Work to do: Report each line of the data that includes the word "complete".

Extracted data entries:

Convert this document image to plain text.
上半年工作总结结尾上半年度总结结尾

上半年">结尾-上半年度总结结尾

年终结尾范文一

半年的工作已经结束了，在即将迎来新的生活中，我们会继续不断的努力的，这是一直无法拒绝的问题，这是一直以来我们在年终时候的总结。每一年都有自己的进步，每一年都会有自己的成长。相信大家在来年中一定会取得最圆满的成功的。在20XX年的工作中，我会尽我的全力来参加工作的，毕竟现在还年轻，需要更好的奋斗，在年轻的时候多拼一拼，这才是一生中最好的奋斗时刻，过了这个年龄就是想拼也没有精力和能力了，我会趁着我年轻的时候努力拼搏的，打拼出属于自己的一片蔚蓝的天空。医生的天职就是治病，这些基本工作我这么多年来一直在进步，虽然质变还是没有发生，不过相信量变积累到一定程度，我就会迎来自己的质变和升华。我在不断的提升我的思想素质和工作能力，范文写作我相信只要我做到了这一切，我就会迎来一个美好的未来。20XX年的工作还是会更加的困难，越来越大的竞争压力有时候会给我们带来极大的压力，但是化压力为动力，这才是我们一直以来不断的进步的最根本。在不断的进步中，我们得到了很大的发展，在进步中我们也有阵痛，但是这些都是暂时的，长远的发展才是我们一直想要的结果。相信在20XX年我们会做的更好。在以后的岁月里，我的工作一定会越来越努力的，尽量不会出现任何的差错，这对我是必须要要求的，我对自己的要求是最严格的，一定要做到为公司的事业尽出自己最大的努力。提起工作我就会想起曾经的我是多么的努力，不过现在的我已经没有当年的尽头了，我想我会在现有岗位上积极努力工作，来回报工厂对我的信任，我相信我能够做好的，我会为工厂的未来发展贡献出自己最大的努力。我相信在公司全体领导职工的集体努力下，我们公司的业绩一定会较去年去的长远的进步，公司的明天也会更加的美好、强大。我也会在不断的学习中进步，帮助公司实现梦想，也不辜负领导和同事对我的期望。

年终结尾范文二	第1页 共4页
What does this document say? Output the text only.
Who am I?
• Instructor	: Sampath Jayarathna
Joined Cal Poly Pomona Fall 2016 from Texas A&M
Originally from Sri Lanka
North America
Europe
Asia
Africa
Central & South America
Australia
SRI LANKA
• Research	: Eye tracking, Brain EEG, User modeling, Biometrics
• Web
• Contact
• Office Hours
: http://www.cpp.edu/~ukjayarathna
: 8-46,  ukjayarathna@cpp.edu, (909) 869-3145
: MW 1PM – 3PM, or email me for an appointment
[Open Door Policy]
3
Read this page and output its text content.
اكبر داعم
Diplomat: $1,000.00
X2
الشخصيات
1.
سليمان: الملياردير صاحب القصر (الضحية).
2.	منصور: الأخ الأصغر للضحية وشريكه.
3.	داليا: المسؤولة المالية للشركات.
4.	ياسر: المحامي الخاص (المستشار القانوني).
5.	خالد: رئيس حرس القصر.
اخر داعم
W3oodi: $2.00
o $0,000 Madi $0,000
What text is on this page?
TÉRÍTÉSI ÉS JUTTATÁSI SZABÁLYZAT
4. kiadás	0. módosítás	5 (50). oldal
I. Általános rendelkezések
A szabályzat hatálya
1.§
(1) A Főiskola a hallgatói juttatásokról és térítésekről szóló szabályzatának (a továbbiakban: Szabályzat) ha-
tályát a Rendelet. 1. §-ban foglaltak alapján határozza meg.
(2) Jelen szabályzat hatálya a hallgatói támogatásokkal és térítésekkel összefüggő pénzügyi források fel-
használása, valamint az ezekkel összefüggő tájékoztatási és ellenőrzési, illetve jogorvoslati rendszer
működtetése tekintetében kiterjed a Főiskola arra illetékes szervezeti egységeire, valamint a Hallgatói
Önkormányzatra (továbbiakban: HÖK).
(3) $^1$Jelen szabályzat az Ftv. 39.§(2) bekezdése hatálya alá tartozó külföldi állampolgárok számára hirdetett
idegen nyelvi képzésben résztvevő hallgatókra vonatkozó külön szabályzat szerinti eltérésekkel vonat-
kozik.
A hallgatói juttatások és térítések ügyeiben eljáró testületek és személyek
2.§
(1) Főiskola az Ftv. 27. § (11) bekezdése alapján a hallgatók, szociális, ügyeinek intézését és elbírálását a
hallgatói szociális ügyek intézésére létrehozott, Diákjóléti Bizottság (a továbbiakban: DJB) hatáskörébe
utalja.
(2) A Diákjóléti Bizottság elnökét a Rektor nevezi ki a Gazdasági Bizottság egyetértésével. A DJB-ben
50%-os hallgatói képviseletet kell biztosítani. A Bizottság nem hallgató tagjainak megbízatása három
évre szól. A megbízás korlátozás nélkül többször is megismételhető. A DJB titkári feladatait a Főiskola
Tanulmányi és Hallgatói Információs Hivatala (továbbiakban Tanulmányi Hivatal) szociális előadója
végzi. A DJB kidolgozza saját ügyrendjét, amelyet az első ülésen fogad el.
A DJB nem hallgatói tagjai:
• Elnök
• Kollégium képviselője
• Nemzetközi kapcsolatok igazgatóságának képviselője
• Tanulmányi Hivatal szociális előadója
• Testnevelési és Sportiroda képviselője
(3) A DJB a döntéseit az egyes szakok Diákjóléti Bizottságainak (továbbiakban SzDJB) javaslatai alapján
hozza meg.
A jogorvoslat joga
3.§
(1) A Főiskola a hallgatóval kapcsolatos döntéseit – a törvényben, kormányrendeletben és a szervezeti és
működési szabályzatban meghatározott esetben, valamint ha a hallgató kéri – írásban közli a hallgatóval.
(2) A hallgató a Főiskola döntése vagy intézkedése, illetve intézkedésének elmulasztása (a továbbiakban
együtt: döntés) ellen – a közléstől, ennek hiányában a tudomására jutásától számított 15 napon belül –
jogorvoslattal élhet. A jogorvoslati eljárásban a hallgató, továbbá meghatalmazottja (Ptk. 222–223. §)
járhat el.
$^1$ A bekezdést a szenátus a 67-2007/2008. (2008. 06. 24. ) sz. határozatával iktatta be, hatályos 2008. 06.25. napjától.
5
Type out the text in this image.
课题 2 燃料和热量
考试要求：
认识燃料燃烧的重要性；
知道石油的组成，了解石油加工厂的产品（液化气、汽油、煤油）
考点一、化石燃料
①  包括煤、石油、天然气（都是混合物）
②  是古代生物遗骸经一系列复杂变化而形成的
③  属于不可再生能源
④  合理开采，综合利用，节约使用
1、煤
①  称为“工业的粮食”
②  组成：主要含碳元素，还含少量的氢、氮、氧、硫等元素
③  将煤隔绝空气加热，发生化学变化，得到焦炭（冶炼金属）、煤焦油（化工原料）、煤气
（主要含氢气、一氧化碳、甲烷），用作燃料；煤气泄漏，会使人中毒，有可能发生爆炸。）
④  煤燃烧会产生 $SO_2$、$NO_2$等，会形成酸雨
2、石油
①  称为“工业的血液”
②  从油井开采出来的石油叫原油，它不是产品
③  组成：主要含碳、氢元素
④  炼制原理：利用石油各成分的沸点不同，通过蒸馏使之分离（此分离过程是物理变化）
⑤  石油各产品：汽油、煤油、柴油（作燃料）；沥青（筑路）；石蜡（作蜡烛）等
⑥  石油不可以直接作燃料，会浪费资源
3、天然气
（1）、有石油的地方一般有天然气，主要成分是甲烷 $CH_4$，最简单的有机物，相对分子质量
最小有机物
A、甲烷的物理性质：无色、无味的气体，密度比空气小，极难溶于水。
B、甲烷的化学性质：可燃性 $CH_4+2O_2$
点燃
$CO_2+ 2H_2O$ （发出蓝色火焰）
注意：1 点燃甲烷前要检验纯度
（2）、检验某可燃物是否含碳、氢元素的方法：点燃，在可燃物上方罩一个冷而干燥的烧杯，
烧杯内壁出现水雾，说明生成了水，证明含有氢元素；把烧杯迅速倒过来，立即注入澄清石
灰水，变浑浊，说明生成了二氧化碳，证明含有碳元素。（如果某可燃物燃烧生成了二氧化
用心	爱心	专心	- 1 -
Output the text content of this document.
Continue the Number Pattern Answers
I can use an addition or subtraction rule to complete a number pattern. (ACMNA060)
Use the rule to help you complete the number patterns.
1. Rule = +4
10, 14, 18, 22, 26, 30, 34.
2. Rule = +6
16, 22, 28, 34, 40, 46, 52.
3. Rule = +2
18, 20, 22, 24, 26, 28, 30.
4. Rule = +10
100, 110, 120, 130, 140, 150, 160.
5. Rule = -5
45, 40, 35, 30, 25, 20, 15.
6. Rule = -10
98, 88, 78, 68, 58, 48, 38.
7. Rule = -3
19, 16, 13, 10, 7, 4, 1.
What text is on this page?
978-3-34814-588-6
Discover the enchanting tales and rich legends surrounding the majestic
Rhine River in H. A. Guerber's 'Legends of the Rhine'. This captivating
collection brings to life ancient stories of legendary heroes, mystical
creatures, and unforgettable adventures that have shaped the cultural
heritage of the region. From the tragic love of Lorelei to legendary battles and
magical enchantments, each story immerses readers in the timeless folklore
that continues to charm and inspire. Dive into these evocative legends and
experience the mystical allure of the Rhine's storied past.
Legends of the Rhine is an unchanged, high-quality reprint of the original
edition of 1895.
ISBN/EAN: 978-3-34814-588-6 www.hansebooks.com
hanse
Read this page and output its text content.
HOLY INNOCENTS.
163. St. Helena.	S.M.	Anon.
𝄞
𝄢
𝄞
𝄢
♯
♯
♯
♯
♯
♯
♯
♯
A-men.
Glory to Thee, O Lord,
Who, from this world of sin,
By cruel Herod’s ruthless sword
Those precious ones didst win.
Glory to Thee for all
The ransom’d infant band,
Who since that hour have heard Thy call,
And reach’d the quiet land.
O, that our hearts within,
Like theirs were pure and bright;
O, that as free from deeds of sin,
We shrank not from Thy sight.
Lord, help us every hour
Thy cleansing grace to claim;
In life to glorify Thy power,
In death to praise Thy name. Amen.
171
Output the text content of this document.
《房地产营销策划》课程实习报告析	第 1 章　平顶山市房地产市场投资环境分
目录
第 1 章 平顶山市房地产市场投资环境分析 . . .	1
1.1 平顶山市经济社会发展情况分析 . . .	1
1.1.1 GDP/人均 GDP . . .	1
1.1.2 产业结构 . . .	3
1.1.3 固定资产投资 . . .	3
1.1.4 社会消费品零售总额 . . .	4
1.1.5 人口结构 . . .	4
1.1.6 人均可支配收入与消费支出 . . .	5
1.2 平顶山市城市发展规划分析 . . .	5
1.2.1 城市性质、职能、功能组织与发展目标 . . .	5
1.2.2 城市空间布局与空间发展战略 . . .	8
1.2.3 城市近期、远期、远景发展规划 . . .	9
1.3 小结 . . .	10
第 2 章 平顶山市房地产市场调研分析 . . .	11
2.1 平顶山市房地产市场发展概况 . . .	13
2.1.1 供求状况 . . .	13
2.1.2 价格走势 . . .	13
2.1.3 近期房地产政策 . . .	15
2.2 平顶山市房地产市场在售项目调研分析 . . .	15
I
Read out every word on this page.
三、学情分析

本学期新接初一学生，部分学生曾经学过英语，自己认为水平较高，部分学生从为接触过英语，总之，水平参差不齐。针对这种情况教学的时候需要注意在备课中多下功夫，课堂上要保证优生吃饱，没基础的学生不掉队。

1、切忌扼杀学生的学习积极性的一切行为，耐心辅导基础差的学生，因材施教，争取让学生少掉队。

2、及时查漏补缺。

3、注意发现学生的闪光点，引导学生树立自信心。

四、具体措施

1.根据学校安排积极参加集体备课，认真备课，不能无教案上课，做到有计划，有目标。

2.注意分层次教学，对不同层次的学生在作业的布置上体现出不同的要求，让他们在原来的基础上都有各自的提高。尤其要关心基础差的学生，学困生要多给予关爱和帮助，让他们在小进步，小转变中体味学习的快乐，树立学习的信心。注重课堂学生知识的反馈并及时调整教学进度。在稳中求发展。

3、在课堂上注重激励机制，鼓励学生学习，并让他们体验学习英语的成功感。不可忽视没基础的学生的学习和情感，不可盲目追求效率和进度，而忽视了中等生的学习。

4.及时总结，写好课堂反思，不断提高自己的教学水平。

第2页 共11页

Output:
I can use an addition or subtraction rule to complete a number pattern. (ACMNA060)
Use the rule to help you complete the number patterns.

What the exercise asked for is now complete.